** BEGIN Information shown **
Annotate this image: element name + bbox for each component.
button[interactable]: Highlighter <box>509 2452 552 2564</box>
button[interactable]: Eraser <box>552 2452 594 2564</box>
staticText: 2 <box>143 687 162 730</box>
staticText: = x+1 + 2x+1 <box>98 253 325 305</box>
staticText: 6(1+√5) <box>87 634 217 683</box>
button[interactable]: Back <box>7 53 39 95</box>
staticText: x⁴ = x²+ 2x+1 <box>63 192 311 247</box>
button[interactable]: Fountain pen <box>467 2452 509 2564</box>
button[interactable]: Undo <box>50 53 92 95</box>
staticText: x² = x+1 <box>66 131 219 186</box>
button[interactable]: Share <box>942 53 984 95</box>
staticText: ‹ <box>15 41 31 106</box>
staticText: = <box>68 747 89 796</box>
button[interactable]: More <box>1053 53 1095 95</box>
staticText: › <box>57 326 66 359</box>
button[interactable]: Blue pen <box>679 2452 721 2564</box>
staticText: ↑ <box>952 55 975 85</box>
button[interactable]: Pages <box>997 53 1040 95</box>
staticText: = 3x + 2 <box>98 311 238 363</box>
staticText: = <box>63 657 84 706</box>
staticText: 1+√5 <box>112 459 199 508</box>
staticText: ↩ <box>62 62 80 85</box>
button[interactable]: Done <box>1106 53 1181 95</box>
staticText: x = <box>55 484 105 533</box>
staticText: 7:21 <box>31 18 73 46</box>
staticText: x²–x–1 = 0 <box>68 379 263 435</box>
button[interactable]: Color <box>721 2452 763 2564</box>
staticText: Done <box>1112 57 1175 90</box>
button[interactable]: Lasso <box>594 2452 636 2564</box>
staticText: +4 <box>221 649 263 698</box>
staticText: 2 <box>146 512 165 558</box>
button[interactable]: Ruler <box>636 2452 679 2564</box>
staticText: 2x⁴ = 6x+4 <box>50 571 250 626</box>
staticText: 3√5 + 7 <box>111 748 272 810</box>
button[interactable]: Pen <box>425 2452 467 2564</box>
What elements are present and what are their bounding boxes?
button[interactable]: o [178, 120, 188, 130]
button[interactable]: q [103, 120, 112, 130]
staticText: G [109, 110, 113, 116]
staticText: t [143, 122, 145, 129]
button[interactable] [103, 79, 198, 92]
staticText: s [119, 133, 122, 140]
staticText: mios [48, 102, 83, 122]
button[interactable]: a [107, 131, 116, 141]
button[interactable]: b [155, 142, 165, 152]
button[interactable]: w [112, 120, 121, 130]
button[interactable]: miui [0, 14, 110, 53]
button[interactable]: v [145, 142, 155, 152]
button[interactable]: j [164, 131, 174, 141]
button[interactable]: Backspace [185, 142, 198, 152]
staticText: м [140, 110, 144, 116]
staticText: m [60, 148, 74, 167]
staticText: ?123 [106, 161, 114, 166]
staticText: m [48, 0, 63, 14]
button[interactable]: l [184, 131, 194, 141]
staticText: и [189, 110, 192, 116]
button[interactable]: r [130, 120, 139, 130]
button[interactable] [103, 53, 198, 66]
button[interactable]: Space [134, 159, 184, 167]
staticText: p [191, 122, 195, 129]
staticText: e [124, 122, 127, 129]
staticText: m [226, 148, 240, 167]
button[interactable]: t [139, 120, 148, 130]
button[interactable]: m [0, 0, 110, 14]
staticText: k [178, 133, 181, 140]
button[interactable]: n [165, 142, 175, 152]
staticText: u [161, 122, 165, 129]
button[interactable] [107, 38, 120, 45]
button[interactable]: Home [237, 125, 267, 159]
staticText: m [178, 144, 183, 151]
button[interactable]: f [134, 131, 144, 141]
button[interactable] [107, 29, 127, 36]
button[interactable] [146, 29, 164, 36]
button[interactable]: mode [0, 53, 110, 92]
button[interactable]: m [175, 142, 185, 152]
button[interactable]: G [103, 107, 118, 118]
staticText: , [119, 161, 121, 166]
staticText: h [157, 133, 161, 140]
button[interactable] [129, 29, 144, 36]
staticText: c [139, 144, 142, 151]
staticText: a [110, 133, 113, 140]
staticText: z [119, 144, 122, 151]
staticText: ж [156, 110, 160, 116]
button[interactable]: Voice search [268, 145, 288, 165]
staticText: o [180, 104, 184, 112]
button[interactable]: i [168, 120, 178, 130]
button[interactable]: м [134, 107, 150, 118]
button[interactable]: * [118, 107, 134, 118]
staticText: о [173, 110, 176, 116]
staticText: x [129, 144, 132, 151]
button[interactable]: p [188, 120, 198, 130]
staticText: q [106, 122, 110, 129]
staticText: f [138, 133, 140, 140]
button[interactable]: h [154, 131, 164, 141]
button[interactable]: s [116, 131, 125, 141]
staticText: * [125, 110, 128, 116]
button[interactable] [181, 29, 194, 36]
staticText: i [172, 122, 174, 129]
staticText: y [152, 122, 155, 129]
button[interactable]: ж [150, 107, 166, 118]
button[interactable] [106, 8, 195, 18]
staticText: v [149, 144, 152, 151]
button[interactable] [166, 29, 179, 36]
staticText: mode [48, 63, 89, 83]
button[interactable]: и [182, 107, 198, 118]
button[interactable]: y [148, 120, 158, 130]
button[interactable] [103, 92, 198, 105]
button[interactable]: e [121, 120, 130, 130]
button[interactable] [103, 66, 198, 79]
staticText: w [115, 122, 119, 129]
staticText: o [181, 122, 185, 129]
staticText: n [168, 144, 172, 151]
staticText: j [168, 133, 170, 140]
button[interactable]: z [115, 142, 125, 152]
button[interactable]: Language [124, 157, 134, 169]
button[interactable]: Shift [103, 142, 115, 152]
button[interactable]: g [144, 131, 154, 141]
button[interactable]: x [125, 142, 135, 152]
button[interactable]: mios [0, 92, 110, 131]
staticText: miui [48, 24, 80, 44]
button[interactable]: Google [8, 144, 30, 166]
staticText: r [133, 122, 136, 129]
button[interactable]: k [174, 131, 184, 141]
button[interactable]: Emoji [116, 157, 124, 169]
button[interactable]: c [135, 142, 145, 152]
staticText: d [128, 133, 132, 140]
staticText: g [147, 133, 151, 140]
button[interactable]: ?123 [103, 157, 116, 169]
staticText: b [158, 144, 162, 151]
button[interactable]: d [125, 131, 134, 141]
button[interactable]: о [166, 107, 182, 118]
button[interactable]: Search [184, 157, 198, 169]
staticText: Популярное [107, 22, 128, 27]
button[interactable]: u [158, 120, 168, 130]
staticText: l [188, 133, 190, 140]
** END Information shown **
- [Given instruction]:
Reproduce every one of the lines above verbatim, from the first to the last.

- [Result of the task]:
Annotate this image: element name + bbox for each component.
button[interactable]: Highlighter <box>509 2452 552 2564</box>
button[interactable]: Eraser <box>552 2452 594 2564</box>
staticText: 2 <box>143 687 162 730</box>
staticText: = x+1 + 2x+1 <box>98 253 325 305</box>
staticText: 6(1+√5) <box>87 634 217 683</box>
button[interactable]: Back <box>7 53 39 95</box>
staticText: x⁴ = x²+ 2x+1 <box>63 192 311 247</box>
button[interactable]: Fountain pen <box>467 2452 509 2564</box>
button[interactable]: Undo <box>50 53 92 95</box>
staticText: x² = x+1 <box>66 131 219 186</box>
button[interactable]: Share <box>942 53 984 95</box>
staticText: ‹ <box>15 41 31 106</box>
staticText: = <box>68 747 89 796</box>
button[interactable]: More <box>1053 53 1095 95</box>
staticText: › <box>57 326 66 359</box>
button[interactable]: Blue pen <box>679 2452 721 2564</box>
staticText: ↑ <box>952 55 975 85</box>
button[interactable]: Pages <box>997 53 1040 95</box>
staticText: = 3x + 2 <box>98 311 238 363</box>
staticText: = <box>63 657 84 706</box>
staticText: 1+√5 <box>112 459 199 508</box>
staticText: ↩ <box>62 62 80 85</box>
button[interactable]: Done <box>1106 53 1181 95</box>
staticText: x = <box>55 484 105 533</box>
staticText: 7:21 <box>31 18 73 46</box>
staticText: x²–x–1 = 0 <box>68 379 263 435</box>
button[interactable]: Color <box>721 2452 763 2564</box>
staticText: Done <box>1112 57 1175 90</box>
button[interactable]: Lasso <box>594 2452 636 2564</box>
staticText: +4 <box>221 649 263 698</box>
staticText: 2 <box>146 512 165 558</box>
button[interactable]: Ruler <box>636 2452 679 2564</box>
staticText: 2x⁴ = 6x+4 <box>50 571 250 626</box>
staticText: 3√5 + 7 <box>111 748 272 810</box>
button[interactable]: Pen <box>425 2452 467 2564</box>
What elements are present and what are their bounding boxes?
button[interactable]: o [178, 120, 188, 130]
button[interactable]: q [103, 120, 112, 130]
staticText: G [109, 110, 113, 116]
staticText: t [143, 122, 145, 129]
button[interactable] [103, 79, 198, 92]
staticText: s [119, 133, 122, 140]
staticText: mios [48, 102, 83, 122]
button[interactable]: a [107, 131, 116, 141]
button[interactable]: b [155, 142, 165, 152]
button[interactable]: w [112, 120, 121, 130]
button[interactable]: miui [0, 14, 110, 53]
button[interactable]: v [145, 142, 155, 152]
button[interactable]: j [164, 131, 174, 141]
button[interactable]: Backspace [185, 142, 198, 152]
staticText: м [140, 110, 144, 116]
staticText: m [60, 148, 74, 167]
staticText: ?123 [106, 161, 114, 166]
staticText: m [48, 0, 63, 14]
button[interactable]: l [184, 131, 194, 141]
staticText: и [189, 110, 192, 116]
button[interactable]: r [130, 120, 139, 130]
button[interactable] [103, 53, 198, 66]
button[interactable]: Space [134, 159, 184, 167]
staticText: p [191, 122, 195, 129]
staticText: e [124, 122, 127, 129]
staticText: m [226, 148, 240, 167]
button[interactable]: t [139, 120, 148, 130]
button[interactable]: m [0, 0, 110, 14]
staticText: k [178, 133, 181, 140]
button[interactable]: n [165, 142, 175, 152]
staticText: u [161, 122, 165, 129]
button[interactable] [107, 38, 120, 45]
button[interactable]: Home [237, 125, 267, 159]
staticText: m [178, 144, 183, 151]
button[interactable]: f [134, 131, 144, 141]
button[interactable] [107, 29, 127, 36]
button[interactable] [146, 29, 164, 36]
button[interactable]: mode [0, 53, 110, 92]
button[interactable]: m [175, 142, 185, 152]
button[interactable]: G [103, 107, 118, 118]
staticText: , [119, 161, 121, 166]
staticText: h [157, 133, 161, 140]
button[interactable] [129, 29, 144, 36]
staticText: c [139, 144, 142, 151]
staticText: a [110, 133, 113, 140]
staticText: z [119, 144, 122, 151]
staticText: ж [156, 110, 160, 116]
button[interactable]: Voice search [268, 145, 288, 165]
staticText: o [180, 104, 184, 112]
button[interactable]: i [168, 120, 178, 130]
button[interactable]: м [134, 107, 150, 118]
button[interactable]: * [118, 107, 134, 118]
staticText: о [173, 110, 176, 116]
staticText: x [129, 144, 132, 151]
button[interactable]: p [188, 120, 198, 130]
staticText: q [106, 122, 110, 129]
staticText: f [138, 133, 140, 140]
button[interactable]: h [154, 131, 164, 141]
button[interactable]: s [116, 131, 125, 141]
staticText: * [125, 110, 128, 116]
button[interactable] [181, 29, 194, 36]
staticText: i [172, 122, 174, 129]
staticText: y [152, 122, 155, 129]
button[interactable]: ж [150, 107, 166, 118]
button[interactable] [106, 8, 195, 18]
staticText: v [149, 144, 152, 151]
button[interactable] [166, 29, 179, 36]
staticText: mode [48, 63, 89, 83]
button[interactable]: и [182, 107, 198, 118]
button[interactable]: y [148, 120, 158, 130]
button[interactable] [103, 92, 198, 105]
button[interactable]: e [121, 120, 130, 130]
button[interactable] [103, 66, 198, 79]
staticText: w [115, 122, 119, 129]
staticText: o [181, 122, 185, 129]
staticText: n [168, 144, 172, 151]
staticText: j [168, 133, 170, 140]
button[interactable]: z [115, 142, 125, 152]
button[interactable]: Language [124, 157, 134, 169]
button[interactable]: Shift [103, 142, 115, 152]
button[interactable]: g [144, 131, 154, 141]
button[interactable]: x [125, 142, 135, 152]
button[interactable]: mios [0, 92, 110, 131]
staticText: miui [48, 24, 80, 44]
button[interactable]: Google [8, 144, 30, 166]
staticText: r [133, 122, 136, 129]
button[interactable]: k [174, 131, 184, 141]
button[interactable]: Emoji [116, 157, 124, 169]
button[interactable]: c [135, 142, 145, 152]
staticText: d [128, 133, 132, 140]
staticText: g [147, 133, 151, 140]
button[interactable]: ?123 [103, 157, 116, 169]
staticText: b [158, 144, 162, 151]
button[interactable]: d [125, 131, 134, 141]
button[interactable]: о [166, 107, 182, 118]
button[interactable]: Search [184, 157, 198, 169]
staticText: Популярное [107, 22, 128, 27]
button[interactable]: u [158, 120, 168, 130]
staticText: l [188, 133, 190, 140]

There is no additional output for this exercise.